**** DOCUMENT SEGMENT ****

ON THIS DAY: May 5, 2018

May 5th is

Cartoonists’ Day *

Cinco de Mayo

Enchilada Day

International Midwives Day *

Revenge of the Fifth Day *


MORE! Kublai Khan, Nellie Bly and James Beard, click



Ethiopia – Arbegnoch Qen
(Patriots’ victory day)

Germany –Linz to Bonn:
Rhine in Flames fireworks

Guyana – Arrival Day

Japan – Kodomo no Hi
(Children’s day)

Kygtzstan – Constitution Day

Lebanon – Parliamentary Elections

Mexico – Battle of Puebla Day
(May 5th battle won over French troops)

Netherlands – Bevrijdingsdag
(Liberation from Nazi occupation)

Palau – Senior Citizens’ Day

South Korea – Orininal
(Children’s day)


On This Day in HISTORY

1215 – Rebel barons renounce their allegiance to King John of England, leading to the signing of the Magna Carta

1260 – Kublai Khan, grandson of Genghis Khan, becomes ruler of the Mongol Empire

1494 – On his second voyage, Christopher Columbus sights an island, naming it Santa Gloria (modern-day Jamaica) and claims it for Spain

1646 – English King Charles I, after his army is beaten by Oliver Cromwell’s “New Model Army,” flees (disguised as a servant) putting himself in the hands of the Scottish Presbyterian army besieging Newark. They take him north to Newcastle upon Tyne; nine months later, the Scots make a deal with the parliamentary commissioners and deliver Charles to them

1798 – U.S. Secretary of War William McHenry orders the USS Constitution made ready for sea

1809 – Mary Kies becomes the first woman awarded a U.S. patent in her own name, for a technique to weave straw with silk and thread in hat-making

1813 – Søren Kierkegaard born, Danish philosopher-theologian and poet; regarded as the first existentialist

1818 – Karl Marx born, German philosopher socialist revolutionary, economist and author; The Communist Manifesto and Das Kapital

1824 – Lucy Larcom born, American poet and author, editor of Our Young Folks magazine, writes songs, poems and letters describing life working in the cotton mills, and for her book A New England Girlhood

1830 – John B. Stetson born, American hat manufacturer; develops the ‘Stetson’ cowboy hat

1862 – The Battle of Puebla took place, now celebrated as Cinco de Mayo

1864 – Nellie Bly born, pseudonym of American journalist and author Elizabeth Jane Cochrane, known as a pioneer in the field of investigative journalism, especially for her exposé of conditions in a mental institution, and for her record-breaking trip around the world in 72 days

1865 – The Thirteenth Amendment is ratified, abolishing slavery in the U.S.

**** STUDY MATERIAL ****

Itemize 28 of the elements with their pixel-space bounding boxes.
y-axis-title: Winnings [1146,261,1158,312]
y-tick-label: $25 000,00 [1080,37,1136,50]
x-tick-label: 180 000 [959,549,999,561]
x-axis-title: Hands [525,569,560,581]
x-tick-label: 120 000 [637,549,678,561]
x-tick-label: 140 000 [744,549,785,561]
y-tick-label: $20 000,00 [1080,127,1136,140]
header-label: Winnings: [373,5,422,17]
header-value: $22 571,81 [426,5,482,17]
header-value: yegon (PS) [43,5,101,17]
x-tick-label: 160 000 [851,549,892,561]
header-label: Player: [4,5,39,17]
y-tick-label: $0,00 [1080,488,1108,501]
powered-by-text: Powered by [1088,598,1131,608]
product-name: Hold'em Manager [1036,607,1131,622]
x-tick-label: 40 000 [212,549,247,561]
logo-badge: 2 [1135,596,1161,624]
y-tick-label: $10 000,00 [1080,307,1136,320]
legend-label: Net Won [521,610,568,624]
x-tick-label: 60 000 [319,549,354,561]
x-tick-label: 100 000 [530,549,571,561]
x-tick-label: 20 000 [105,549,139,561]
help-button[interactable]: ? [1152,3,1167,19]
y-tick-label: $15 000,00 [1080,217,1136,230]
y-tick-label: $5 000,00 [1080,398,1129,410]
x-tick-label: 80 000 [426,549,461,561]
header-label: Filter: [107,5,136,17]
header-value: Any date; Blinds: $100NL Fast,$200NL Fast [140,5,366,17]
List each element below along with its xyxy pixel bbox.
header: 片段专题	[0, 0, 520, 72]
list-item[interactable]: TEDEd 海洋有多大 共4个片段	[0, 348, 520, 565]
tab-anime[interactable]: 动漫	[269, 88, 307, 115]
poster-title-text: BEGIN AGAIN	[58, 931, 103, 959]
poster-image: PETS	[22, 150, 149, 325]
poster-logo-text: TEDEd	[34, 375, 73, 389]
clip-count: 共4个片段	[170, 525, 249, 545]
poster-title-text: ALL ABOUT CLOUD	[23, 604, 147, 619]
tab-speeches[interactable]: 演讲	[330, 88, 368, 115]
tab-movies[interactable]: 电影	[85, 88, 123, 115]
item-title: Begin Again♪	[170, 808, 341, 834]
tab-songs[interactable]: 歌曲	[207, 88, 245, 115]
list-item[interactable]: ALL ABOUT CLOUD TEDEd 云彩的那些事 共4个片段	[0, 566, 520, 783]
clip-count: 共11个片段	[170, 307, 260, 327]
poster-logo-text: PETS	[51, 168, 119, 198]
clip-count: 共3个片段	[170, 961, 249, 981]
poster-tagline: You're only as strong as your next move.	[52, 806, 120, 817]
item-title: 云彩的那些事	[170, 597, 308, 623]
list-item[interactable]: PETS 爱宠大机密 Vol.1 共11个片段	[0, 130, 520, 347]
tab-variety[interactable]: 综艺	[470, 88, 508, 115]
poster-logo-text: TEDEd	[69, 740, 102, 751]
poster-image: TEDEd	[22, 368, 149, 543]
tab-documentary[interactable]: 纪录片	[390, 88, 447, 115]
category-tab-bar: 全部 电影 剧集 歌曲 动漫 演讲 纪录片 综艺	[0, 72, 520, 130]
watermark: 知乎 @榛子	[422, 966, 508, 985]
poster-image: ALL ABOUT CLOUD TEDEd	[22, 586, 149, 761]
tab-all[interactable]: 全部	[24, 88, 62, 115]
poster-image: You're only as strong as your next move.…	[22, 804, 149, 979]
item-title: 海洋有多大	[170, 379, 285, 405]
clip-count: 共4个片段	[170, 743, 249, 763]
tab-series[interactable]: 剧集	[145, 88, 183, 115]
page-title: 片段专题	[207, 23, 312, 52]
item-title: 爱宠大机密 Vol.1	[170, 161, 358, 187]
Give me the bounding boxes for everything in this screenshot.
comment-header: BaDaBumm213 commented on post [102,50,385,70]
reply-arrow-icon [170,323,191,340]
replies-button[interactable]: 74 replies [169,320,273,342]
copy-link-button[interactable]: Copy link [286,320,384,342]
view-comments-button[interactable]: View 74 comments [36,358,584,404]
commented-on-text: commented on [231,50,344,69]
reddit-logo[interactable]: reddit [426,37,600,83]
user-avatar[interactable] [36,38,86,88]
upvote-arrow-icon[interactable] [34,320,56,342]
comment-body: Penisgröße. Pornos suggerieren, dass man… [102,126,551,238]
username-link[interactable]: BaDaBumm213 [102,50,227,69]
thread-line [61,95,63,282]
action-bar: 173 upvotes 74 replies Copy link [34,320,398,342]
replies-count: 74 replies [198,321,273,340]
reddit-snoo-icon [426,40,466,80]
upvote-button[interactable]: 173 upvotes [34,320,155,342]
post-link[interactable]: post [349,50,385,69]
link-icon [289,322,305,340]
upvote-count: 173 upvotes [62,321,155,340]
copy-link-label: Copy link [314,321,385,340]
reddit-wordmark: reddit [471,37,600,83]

****

§ **TASK**: Using the May 5 on-this-day page, decide whether each statement agrees with it. Answer yes or no for each and quote the deciding words. (a) Mary Kies's patent was for a technique used in hat-making. (b) Kublai Khan was the son of Genghis Khan. (c) Charles I fled disguised as a soldier.

§ **WRITTEN REPLY**:
(a) Yes: "for a technique to weave straw with silk and thread in hat-making"
(b) No: "grandson of Genghis Khan"
(c) No: "flees (disguised as a servant)"